--- Start ---

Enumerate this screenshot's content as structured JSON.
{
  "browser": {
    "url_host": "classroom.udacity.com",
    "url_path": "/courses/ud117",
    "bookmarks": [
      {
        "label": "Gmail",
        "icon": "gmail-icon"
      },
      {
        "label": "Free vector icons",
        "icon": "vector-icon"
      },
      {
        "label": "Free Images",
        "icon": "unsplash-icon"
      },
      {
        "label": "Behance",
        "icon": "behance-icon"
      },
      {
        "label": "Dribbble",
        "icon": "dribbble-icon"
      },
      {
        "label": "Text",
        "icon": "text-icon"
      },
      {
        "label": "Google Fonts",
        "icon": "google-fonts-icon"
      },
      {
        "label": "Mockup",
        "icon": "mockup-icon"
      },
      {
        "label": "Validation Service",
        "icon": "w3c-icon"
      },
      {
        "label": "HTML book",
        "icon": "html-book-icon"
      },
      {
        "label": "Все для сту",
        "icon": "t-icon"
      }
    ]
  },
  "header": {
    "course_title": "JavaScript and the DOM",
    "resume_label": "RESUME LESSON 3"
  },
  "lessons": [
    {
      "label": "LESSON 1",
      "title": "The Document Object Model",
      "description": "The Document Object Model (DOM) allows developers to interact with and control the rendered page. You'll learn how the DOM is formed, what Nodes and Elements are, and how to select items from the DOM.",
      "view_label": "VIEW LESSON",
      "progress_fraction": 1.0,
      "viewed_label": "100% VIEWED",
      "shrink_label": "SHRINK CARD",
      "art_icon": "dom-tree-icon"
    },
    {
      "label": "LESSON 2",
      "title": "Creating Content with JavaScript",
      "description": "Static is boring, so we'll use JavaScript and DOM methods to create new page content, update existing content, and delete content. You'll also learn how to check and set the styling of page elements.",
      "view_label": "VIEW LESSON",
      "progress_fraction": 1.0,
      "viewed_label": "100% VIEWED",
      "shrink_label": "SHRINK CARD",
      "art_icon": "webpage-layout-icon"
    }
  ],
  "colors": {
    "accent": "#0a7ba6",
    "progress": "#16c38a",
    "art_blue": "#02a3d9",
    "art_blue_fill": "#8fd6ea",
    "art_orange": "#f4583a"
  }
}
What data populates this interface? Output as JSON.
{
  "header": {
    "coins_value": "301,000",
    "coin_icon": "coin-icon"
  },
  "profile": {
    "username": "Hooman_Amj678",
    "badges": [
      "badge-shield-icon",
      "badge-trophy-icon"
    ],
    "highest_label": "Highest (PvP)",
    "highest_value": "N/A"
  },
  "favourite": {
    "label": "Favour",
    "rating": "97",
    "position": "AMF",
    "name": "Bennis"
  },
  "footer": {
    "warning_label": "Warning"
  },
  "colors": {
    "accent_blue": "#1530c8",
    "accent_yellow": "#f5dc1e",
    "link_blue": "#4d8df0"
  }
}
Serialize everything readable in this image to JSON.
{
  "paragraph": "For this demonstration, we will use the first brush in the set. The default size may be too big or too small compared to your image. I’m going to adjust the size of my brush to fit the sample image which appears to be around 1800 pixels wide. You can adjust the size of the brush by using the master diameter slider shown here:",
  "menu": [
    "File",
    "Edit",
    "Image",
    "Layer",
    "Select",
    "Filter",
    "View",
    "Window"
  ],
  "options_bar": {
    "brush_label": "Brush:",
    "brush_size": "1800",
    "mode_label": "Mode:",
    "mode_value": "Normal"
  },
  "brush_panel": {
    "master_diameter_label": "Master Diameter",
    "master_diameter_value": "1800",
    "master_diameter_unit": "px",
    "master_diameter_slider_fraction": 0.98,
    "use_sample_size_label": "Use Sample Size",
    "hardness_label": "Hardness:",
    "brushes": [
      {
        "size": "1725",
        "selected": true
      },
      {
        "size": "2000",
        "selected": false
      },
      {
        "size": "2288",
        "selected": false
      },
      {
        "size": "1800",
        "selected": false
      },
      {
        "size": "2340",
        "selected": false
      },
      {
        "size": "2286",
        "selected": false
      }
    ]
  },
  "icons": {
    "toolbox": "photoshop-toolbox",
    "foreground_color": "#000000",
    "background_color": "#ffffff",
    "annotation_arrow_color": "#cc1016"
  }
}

--- End ---

▶ _Job_
Repeat only the stretch of lines starting at the one containing "Serialize everything readable" and running to the final line of the entries above.

▶ _Result of this exercise_
Serialize everything readable in this image to JSON.
{
  "paragraph": "For this demonstration, we will use the first brush in the set. The default size may be too big or too small compared to your image. I’m going to adjust the size of my brush to fit the sample image which appears to be around 1800 pixels wide. You can adjust the size of the brush by using the master diameter slider shown here:",
  "menu": [
    "File",
    "Edit",
    "Image",
    "Layer",
    "Select",
    "Filter",
    "View",
    "Window"
  ],
  "options_bar": {
    "brush_label": "Brush:",
    "brush_size": "1800",
    "mode_label": "Mode:",
    "mode_value": "Normal"
  },
  "brush_panel": {
    "master_diameter_label": "Master Diameter",
    "master_diameter_value": "1800",
    "master_diameter_unit": "px",
    "master_diameter_slider_fraction": 0.98,
    "use_sample_size_label": "Use Sample Size",
    "hardness_label": "Hardness:",
    "brushes": [
      {
        "size": "1725",
        "selected": true
      },
      {
        "size": "2000",
        "selected": false
      },
      {
        "size": "2288",
        "selected": false
      },
      {
        "size": "1800",
        "selected": false
      },
      {
        "size": "2340",
        "selected": false
      },
      {
        "size": "2286",
        "selected": false
      }
    ]
  },
  "icons": {
    "toolbox": "photoshop-toolbox",
    "foreground_color": "#000000",
    "background_color": "#ffffff",
    "annotation_arrow_color": "#cc1016"
  }
}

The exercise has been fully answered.